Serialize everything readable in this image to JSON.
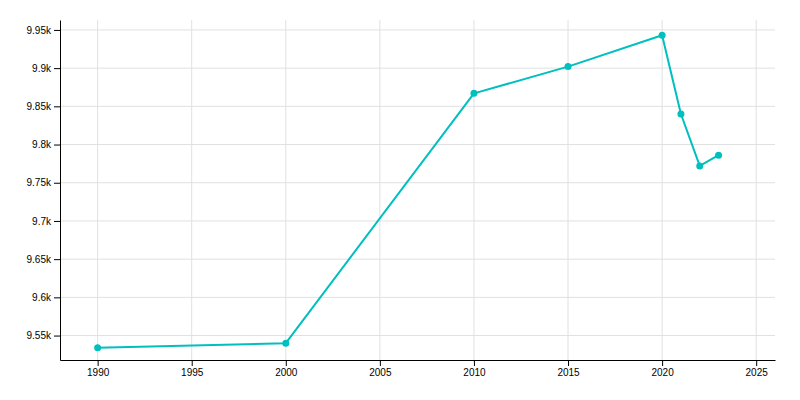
{
  "chart_data": {
    "type": "line",
    "x": [
      1990,
      2000,
      2010,
      2015,
      2020,
      2021,
      2022,
      2023
    ],
    "values": [
      9534,
      9540,
      9867,
      9902,
      9943,
      9840,
      9772,
      9786
    ],
    "color": "#00BFBF",
    "marker": "circle",
    "xlim": [
      1988,
      2026
    ],
    "ylim": [
      9518,
      9963
    ],
    "xticks": [
      1990,
      1995,
      2000,
      2005,
      2010,
      2015,
      2020,
      2025
    ],
    "yticks": [
      {
        "value": 9550,
        "label": "9.55k"
      },
      {
        "value": 9600,
        "label": "9.6k"
      },
      {
        "value": 9650,
        "label": "9.65k"
      },
      {
        "value": 9700,
        "label": "9.7k"
      },
      {
        "value": 9750,
        "label": "9.75k"
      },
      {
        "value": 9800,
        "label": "9.8k"
      },
      {
        "value": 9850,
        "label": "9.85k"
      },
      {
        "value": 9900,
        "label": "9.9k"
      },
      {
        "value": 9950,
        "label": "9.95k"
      }
    ],
    "grid": true
  }
}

§ **Exercise brief**
Find the lines with the string "label" and reproduce them.

§ **Result**
        "label": "9.55k"
        "label": "9.6k"
        "label": "9.65k"
        "label": "9.7k"
        "label": "9.75k"
        "label": "9.8k"
        "label": "9.85k"
        "label": "9.9k"
        "label": "9.95k"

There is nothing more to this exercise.